BEGIN Given data

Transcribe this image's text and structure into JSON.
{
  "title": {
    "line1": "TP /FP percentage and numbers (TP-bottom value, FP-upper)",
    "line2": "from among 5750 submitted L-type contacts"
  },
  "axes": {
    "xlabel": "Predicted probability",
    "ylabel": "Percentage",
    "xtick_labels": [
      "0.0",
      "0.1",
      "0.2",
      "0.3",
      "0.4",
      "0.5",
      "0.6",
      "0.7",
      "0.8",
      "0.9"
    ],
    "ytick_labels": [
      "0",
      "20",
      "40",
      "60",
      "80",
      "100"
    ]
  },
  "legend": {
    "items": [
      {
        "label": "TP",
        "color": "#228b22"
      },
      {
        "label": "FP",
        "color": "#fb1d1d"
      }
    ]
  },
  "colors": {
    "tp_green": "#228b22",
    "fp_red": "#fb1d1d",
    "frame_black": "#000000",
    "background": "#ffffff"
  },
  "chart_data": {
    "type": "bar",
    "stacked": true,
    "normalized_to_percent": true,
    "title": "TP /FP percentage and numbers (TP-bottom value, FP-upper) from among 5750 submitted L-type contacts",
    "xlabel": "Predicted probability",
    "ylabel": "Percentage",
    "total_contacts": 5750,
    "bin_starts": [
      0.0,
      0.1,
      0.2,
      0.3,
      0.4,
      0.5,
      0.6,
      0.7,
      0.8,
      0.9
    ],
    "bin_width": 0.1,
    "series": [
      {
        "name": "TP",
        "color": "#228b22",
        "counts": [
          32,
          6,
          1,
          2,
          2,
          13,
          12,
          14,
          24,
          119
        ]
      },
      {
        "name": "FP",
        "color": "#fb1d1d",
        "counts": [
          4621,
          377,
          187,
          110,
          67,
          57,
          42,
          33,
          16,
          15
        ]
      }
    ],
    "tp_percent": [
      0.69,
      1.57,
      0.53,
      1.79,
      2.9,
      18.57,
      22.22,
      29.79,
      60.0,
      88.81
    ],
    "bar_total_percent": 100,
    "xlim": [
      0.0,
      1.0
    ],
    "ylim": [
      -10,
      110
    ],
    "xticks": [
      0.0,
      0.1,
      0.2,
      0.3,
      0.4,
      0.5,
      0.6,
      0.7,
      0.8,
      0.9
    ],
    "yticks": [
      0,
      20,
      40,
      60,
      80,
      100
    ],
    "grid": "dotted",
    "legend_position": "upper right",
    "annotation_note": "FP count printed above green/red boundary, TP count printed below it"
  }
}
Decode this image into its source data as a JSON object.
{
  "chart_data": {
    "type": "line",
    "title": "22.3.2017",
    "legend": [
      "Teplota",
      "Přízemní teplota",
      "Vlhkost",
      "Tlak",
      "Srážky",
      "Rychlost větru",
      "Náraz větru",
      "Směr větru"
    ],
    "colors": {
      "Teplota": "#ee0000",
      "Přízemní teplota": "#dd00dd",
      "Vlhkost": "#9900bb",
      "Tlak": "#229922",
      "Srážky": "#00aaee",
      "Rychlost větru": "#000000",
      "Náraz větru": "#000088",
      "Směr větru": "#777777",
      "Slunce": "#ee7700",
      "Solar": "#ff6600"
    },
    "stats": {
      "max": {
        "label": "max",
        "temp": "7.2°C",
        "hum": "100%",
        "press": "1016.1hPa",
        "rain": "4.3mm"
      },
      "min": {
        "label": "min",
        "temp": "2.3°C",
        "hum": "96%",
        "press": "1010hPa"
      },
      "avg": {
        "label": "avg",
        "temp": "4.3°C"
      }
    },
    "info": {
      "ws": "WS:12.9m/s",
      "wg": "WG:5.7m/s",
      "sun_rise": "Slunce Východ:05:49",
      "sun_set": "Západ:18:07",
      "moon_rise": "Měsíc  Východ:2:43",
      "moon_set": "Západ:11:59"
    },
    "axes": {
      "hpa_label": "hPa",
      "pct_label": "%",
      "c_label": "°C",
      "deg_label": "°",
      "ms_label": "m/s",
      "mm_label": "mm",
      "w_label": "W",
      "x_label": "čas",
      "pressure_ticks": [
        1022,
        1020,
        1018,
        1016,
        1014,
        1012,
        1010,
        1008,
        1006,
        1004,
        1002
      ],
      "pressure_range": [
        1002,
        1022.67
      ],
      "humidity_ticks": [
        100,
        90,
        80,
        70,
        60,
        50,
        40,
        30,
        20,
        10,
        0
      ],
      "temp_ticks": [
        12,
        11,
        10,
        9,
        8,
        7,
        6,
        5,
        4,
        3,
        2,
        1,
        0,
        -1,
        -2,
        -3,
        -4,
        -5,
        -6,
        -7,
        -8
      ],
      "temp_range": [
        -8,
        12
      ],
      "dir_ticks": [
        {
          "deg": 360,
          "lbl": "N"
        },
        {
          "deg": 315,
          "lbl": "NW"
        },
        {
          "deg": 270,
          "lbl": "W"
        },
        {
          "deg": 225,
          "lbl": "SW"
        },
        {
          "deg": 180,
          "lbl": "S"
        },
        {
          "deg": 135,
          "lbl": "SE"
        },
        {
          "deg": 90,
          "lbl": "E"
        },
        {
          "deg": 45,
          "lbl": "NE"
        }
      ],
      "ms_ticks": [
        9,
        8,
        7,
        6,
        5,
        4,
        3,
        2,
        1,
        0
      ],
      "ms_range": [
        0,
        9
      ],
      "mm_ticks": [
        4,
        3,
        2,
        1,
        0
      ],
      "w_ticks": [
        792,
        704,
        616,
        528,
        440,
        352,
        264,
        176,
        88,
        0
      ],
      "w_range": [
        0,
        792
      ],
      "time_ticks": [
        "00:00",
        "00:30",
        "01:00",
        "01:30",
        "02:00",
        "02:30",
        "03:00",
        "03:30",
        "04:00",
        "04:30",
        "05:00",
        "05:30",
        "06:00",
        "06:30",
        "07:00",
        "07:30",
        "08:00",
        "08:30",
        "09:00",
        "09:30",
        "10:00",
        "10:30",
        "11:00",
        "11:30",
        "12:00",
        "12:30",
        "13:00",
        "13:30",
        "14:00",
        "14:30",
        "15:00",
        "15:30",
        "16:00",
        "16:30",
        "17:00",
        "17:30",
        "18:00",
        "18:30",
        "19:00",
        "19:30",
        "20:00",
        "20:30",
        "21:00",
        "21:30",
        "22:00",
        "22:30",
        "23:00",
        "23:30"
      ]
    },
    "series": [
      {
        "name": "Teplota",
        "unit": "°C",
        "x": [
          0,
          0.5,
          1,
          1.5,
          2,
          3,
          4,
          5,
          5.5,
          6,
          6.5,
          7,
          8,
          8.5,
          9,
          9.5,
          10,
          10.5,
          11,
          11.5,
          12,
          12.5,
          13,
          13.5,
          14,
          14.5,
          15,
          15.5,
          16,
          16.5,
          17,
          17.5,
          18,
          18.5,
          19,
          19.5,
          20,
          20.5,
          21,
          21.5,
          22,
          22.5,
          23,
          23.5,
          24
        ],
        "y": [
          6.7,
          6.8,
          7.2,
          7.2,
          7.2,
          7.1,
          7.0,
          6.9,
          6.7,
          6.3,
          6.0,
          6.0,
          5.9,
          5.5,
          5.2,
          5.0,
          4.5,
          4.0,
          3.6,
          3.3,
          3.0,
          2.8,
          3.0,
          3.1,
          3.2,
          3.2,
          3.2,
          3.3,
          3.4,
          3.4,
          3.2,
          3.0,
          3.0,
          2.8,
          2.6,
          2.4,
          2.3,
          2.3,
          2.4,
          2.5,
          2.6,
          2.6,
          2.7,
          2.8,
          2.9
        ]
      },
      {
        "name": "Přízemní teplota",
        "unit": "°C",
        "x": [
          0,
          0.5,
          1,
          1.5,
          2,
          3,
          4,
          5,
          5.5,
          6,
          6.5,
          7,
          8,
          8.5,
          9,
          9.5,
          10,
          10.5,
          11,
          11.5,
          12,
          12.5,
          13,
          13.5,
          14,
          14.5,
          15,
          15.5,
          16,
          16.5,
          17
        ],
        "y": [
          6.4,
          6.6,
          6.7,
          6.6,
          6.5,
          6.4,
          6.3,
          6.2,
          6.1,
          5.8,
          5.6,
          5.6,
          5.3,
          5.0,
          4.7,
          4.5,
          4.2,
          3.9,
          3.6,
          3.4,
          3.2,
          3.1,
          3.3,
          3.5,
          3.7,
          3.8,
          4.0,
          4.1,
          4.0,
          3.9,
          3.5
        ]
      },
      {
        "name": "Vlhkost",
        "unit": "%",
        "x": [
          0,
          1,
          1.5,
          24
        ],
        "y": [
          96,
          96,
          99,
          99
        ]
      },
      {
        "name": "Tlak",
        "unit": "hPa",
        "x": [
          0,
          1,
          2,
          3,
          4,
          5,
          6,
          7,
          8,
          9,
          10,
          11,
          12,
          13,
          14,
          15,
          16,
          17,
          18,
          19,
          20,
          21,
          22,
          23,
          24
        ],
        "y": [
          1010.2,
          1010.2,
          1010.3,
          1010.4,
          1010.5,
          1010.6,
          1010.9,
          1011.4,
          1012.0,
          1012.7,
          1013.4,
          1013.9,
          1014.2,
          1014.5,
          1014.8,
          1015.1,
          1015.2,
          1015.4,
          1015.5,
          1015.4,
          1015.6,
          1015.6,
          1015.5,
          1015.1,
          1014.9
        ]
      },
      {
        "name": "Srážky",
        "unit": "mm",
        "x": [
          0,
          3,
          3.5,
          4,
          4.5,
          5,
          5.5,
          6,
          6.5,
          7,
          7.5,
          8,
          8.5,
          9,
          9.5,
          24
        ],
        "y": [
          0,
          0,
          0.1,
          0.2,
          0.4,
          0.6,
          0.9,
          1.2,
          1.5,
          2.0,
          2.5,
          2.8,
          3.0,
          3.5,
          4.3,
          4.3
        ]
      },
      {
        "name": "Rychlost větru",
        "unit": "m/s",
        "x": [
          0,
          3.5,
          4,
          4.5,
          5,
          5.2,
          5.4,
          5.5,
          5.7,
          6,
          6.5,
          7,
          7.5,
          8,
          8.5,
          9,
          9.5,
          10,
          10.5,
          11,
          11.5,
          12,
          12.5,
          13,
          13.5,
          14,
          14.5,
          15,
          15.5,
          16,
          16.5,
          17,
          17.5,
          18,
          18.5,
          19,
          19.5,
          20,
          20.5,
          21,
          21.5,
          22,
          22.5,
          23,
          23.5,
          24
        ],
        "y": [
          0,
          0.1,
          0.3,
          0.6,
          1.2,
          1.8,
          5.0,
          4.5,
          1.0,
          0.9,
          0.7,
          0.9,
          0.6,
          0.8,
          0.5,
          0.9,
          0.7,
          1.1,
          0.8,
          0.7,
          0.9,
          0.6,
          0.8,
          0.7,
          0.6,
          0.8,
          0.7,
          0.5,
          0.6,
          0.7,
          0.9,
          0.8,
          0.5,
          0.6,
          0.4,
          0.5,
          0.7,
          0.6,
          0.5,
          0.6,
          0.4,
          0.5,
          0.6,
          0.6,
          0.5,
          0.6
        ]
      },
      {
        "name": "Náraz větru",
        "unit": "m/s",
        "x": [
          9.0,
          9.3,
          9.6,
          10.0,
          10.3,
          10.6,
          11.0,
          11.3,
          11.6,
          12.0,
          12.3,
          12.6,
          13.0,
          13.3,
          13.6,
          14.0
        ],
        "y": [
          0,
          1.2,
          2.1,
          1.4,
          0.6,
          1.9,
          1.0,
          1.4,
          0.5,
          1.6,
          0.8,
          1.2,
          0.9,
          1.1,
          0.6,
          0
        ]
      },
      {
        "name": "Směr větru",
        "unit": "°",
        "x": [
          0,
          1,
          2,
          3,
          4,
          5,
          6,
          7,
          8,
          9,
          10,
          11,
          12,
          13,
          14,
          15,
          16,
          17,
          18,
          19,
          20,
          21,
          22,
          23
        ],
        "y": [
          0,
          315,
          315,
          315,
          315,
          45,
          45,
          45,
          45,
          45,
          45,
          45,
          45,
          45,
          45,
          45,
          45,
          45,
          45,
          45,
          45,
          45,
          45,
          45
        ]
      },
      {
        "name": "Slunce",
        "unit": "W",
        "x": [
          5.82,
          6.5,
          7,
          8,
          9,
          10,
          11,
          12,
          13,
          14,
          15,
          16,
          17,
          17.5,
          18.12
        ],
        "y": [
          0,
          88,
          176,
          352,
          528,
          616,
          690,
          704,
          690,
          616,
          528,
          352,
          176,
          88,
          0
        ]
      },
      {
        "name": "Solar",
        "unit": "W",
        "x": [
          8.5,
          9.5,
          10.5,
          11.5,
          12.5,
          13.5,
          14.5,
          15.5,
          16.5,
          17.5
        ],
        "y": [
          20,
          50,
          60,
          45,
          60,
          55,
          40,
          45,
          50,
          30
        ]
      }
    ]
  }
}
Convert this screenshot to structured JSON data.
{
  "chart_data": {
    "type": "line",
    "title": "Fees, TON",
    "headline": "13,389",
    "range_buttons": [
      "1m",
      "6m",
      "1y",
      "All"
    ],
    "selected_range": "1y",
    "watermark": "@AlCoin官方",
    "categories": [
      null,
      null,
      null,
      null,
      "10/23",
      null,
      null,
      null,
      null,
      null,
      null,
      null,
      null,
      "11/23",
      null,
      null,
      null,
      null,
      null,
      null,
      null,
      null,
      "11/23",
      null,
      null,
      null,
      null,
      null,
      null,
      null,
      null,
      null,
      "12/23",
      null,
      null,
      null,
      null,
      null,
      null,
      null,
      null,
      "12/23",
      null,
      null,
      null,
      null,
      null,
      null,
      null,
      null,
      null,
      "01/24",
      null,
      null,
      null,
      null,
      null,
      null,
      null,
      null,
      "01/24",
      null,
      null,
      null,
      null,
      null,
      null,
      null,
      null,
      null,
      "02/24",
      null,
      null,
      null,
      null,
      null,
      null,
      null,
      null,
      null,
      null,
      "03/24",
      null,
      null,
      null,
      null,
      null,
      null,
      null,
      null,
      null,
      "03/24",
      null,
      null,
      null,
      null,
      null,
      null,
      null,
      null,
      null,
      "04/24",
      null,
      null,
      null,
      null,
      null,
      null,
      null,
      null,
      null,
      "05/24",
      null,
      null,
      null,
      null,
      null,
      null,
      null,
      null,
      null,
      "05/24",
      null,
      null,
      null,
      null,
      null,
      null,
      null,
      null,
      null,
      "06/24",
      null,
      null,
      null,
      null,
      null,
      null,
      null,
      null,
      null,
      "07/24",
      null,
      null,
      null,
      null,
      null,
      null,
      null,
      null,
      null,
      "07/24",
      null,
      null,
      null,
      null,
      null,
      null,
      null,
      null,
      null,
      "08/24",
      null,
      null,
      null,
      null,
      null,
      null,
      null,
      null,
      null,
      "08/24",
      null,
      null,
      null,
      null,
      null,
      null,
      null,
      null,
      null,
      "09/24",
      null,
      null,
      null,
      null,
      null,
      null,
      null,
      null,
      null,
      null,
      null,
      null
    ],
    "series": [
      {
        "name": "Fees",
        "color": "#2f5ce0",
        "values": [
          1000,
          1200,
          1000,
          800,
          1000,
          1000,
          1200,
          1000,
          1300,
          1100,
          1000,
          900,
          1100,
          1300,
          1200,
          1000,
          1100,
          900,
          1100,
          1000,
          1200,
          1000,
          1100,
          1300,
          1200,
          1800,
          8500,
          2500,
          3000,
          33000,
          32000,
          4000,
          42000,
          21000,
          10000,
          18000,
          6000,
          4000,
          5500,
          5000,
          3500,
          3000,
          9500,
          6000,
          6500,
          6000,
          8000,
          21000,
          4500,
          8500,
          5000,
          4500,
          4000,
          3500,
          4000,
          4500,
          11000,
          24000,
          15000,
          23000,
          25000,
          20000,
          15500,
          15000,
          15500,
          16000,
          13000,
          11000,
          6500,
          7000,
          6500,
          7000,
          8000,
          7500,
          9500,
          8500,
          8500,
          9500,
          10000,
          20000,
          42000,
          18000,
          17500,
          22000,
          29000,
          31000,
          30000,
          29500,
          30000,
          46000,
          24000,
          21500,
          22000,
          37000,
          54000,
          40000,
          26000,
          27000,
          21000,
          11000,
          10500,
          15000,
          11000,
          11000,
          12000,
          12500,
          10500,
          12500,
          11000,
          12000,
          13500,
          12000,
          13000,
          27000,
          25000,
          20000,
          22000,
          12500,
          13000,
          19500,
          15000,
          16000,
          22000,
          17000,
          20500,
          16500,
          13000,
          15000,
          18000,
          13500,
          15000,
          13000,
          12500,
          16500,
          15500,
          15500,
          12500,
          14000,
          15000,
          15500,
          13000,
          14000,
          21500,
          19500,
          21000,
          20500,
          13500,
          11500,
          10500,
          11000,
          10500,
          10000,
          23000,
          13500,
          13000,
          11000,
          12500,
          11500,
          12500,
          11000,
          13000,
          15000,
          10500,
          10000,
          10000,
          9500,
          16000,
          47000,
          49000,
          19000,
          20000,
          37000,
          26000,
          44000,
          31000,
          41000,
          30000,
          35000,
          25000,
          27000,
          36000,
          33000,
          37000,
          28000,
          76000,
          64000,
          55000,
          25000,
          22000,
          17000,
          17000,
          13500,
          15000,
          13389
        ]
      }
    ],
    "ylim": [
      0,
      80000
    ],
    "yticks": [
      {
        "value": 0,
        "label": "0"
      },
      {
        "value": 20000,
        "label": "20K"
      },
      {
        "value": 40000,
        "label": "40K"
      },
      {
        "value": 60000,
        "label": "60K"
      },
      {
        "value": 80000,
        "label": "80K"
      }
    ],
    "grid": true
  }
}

END Given data

Instruction
Return solely the number of lines in the data that include the word "from".

Answer to the task
2